**Task directions**: Write the listing out again, all of it, word for word.

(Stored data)
* start *

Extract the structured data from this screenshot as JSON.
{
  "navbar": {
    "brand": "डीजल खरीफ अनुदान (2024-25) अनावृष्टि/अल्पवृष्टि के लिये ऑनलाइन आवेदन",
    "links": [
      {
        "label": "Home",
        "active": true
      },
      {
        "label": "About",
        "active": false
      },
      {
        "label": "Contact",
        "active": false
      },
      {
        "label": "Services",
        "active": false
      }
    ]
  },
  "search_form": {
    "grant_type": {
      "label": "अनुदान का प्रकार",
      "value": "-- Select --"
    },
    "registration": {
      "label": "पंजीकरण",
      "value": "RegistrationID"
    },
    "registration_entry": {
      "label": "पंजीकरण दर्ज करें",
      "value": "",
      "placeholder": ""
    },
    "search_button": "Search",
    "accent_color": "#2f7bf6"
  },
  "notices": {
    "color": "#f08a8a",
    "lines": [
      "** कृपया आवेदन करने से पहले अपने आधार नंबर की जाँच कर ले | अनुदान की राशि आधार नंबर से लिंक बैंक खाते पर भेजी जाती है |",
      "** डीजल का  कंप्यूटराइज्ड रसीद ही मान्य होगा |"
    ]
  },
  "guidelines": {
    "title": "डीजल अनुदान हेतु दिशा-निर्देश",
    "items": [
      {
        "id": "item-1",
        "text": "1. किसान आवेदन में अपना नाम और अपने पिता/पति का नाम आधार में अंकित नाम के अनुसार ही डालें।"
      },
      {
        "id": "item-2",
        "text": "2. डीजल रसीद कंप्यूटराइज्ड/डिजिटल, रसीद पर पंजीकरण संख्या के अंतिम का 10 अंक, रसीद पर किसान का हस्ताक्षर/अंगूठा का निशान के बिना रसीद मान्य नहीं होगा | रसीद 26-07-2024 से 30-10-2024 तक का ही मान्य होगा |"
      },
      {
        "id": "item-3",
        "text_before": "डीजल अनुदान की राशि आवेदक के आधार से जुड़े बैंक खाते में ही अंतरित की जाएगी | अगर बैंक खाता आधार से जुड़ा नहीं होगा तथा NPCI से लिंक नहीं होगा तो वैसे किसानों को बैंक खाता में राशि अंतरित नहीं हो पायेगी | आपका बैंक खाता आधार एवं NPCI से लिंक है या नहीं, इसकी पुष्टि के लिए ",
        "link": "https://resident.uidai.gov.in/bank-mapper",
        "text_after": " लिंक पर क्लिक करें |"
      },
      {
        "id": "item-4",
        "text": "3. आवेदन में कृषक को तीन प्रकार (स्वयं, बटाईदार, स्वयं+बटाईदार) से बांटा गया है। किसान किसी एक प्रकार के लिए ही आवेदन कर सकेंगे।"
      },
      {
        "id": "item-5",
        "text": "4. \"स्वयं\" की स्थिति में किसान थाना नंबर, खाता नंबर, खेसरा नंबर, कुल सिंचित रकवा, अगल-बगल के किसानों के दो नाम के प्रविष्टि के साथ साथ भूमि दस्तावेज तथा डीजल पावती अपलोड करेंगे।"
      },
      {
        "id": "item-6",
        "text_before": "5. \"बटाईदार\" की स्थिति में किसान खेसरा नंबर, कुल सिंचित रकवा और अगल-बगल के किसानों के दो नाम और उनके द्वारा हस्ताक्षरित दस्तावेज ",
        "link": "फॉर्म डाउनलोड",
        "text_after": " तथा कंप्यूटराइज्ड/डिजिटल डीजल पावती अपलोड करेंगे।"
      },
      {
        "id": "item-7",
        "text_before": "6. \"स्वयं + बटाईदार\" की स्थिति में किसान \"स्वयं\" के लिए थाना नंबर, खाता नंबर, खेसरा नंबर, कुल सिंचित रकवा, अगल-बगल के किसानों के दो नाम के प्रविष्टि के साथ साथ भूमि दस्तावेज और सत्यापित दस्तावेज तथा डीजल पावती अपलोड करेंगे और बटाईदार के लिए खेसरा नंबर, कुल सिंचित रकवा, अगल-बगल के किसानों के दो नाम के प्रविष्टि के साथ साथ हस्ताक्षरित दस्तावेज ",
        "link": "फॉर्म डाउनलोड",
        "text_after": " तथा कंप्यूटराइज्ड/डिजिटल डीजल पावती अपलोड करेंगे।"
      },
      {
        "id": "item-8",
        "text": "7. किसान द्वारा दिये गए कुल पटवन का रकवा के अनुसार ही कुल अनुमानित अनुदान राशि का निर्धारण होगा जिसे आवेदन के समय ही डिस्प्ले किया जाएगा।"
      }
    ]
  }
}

* end *

**Exercise result**:
Extract the structured data from this screenshot as JSON.
{
  "navbar": {
    "brand": "डीजल खरीफ अनुदान (2024-25) अनावृष्टि/अल्पवृष्टि के लिये ऑनलाइन आवेदन",
    "links": [
      {
        "label": "Home",
        "active": true
      },
      {
        "label": "About",
        "active": false
      },
      {
        "label": "Contact",
        "active": false
      },
      {
        "label": "Services",
        "active": false
      }
    ]
  },
  "search_form": {
    "grant_type": {
      "label": "अनुदान का प्रकार",
      "value": "-- Select --"
    },
    "registration": {
      "label": "पंजीकरण",
      "value": "RegistrationID"
    },
    "registration_entry": {
      "label": "पंजीकरण दर्ज करें",
      "value": "",
      "placeholder": ""
    },
    "search_button": "Search",
    "accent_color": "#2f7bf6"
  },
  "notices": {
    "color": "#f08a8a",
    "lines": [
      "** कृपया आवेदन करने से पहले अपने आधार नंबर की जाँच कर ले | अनुदान की राशि आधार नंबर से लिंक बैंक खाते पर भेजी जाती है |",
      "** डीजल का  कंप्यूटराइज्ड रसीद ही मान्य होगा |"
    ]
  },
  "guidelines": {
    "title": "डीजल अनुदान हेतु दिशा-निर्देश",
    "items": [
      {
        "id": "item-1",
        "text": "1. किसान आवेदन में अपना नाम और अपने पिता/पति का नाम आधार में अंकित नाम के अनुसार ही डालें।"
      },
      {
        "id": "item-2",
        "text": "2. डीजल रसीद कंप्यूटराइज्ड/डिजिटल, रसीद पर पंजीकरण संख्या के अंतिम का 10 अंक, रसीद पर किसान का हस्ताक्षर/अंगूठा का निशान के बिना रसीद मान्य नहीं होगा | रसीद 26-07-2024 से 30-10-2024 तक का ही मान्य होगा |"
      },
      {
        "id": "item-3",
        "text_before": "डीजल अनुदान की राशि आवेदक के आधार से जुड़े बैंक खाते में ही अंतरित की जाएगी | अगर बैंक खाता आधार से जुड़ा नहीं होगा तथा NPCI से लिंक नहीं होगा तो वैसे किसानों को बैंक खाता में राशि अंतरित नहीं हो पायेगी | आपका बैंक खाता आधार एवं NPCI से लिंक है या नहीं, इसकी पुष्टि के लिए ",
        "link": "https://resident.uidai.gov.in/bank-mapper",
        "text_after": " लिंक पर क्लिक करें |"
      },
      {
        "id": "item-4",
        "text": "3. आवेदन में कृषक को तीन प्रकार (स्वयं, बटाईदार, स्वयं+बटाईदार) से बांटा गया है। किसान किसी एक प्रकार के लिए ही आवेदन कर सकेंगे।"
      },
      {
        "id": "item-5",
        "text": "4. \"स्वयं\" की स्थिति में किसान थाना नंबर, खाता नंबर, खेसरा नंबर, कुल सिंचित रकवा, अगल-बगल के किसानों के दो नाम के प्रविष्टि के साथ साथ भूमि दस्तावेज तथा डीजल पावती अपलोड करेंगे।"
      },
      {
        "id": "item-6",
        "text_before": "5. \"बटाईदार\" की स्थिति में किसान खेसरा नंबर, कुल सिंचित रकवा और अगल-बगल के किसानों के दो नाम और उनके द्वारा हस्ताक्षरित दस्तावेज ",
        "link": "फॉर्म डाउनलोड",
        "text_after": " तथा कंप्यूटराइज्ड/डिजिटल डीजल पावती अपलोड करेंगे।"
      },
      {
        "id": "item-7",
        "text_before": "6. \"स्वयं + बटाईदार\" की स्थिति में किसान \"स्वयं\" के लिए थाना नंबर, खाता नंबर, खेसरा नंबर, कुल सिंचित रकवा, अगल-बगल के किसानों के दो नाम के प्रविष्टि के साथ साथ भूमि दस्तावेज और सत्यापित दस्तावेज तथा डीजल पावती अपलोड करेंगे और बटाईदार के लिए खेसरा नंबर, कुल सिंचित रकवा, अगल-बगल के किसानों के दो नाम के प्रविष्टि के साथ साथ हस्ताक्षरित दस्तावेज ",
        "link": "फॉर्म डाउनलोड",
        "text_after": " तथा कंप्यूटराइज्ड/डिजिटल डीजल पावती अपलोड करेंगे।"
      },
      {
        "id": "item-8",
        "text": "7. किसान द्वारा दिये गए कुल पटवन का रकवा के अनुसार ही कुल अनुमानित अनुदान राशि का निर्धारण होगा जिसे आवेदन के समय ही डिस्प्ले किया जाएगा।"
      }
    ]
  }
}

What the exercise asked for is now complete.